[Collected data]
########

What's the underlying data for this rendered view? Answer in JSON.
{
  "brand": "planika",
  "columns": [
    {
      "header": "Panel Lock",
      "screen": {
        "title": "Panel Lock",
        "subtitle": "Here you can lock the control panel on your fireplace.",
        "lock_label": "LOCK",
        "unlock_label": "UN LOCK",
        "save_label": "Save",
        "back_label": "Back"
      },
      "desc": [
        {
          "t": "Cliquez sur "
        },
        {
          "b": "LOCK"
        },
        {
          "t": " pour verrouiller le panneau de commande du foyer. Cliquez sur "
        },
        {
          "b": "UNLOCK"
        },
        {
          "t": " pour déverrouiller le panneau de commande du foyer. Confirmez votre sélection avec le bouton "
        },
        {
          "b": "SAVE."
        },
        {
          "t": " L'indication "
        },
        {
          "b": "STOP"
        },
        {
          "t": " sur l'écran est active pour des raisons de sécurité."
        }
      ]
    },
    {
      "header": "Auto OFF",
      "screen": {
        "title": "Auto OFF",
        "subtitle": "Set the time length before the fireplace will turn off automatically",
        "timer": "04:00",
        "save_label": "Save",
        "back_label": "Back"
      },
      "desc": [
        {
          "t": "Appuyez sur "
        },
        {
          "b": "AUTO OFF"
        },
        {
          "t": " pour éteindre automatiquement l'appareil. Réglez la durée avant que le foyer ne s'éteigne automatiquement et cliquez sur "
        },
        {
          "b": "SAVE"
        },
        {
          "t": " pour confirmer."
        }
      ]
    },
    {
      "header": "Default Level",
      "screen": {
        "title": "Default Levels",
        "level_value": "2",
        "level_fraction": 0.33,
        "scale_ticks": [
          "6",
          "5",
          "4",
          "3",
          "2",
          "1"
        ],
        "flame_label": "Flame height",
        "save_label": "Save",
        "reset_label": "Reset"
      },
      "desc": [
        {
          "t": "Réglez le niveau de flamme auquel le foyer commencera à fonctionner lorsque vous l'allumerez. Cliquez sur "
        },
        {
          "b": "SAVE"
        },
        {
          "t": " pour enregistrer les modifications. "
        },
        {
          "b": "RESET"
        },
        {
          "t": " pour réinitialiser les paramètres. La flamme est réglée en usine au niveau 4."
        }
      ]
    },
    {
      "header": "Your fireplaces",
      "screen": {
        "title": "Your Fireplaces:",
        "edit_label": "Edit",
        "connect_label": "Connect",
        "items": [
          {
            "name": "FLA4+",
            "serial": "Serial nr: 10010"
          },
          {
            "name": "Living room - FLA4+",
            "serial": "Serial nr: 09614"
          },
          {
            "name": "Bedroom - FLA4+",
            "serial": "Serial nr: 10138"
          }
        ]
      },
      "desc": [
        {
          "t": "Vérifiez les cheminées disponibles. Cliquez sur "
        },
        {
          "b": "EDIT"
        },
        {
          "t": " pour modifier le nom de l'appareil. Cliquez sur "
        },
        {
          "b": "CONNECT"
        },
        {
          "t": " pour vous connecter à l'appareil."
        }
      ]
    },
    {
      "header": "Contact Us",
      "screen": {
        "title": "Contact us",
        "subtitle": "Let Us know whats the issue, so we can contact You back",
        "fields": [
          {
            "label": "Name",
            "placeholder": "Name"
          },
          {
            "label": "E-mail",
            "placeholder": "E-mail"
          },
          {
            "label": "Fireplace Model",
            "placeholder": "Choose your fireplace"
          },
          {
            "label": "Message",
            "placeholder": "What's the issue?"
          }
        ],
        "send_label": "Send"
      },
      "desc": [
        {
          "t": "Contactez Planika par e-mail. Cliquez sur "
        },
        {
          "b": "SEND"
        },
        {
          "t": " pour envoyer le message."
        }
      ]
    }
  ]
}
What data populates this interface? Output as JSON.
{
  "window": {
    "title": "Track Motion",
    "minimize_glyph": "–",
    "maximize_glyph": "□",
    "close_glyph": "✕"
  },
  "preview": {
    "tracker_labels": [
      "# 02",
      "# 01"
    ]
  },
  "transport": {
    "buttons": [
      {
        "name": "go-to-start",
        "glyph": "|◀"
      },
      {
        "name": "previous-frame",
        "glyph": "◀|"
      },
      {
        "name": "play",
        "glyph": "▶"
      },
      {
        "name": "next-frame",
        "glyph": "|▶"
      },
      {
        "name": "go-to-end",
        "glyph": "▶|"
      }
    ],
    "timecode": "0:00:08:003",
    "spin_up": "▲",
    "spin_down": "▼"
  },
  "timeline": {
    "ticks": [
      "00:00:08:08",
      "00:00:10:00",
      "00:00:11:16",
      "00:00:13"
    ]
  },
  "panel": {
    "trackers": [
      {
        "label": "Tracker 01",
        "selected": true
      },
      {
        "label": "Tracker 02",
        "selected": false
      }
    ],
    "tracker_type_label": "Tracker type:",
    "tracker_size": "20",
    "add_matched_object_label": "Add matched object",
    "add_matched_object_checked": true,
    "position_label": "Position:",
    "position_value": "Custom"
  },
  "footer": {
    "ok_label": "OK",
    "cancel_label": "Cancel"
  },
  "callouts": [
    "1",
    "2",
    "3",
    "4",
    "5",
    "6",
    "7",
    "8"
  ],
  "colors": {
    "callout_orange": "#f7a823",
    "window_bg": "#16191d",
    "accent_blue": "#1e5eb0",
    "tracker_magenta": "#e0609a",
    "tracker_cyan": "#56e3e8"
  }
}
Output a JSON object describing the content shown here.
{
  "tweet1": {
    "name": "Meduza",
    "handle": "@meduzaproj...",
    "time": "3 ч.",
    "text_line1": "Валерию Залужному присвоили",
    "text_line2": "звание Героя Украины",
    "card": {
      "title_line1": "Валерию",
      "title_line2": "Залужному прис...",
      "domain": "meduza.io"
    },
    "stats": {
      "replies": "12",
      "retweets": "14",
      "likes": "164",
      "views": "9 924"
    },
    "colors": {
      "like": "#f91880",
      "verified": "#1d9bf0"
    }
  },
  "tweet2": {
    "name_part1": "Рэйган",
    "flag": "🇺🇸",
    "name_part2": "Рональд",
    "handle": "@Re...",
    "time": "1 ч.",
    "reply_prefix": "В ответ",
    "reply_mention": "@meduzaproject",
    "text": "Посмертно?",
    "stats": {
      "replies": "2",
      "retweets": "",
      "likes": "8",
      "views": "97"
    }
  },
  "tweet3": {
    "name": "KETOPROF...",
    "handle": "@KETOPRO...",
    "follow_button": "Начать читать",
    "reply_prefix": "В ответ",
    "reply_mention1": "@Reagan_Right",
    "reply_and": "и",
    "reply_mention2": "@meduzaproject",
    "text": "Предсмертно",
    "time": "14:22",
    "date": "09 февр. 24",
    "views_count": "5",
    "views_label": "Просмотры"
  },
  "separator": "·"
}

########

• [TASK OBJECTIVE]: Give the number of lines in the records that contain the string "this", and nothing besides.

• [FULL SOLUTION]: 2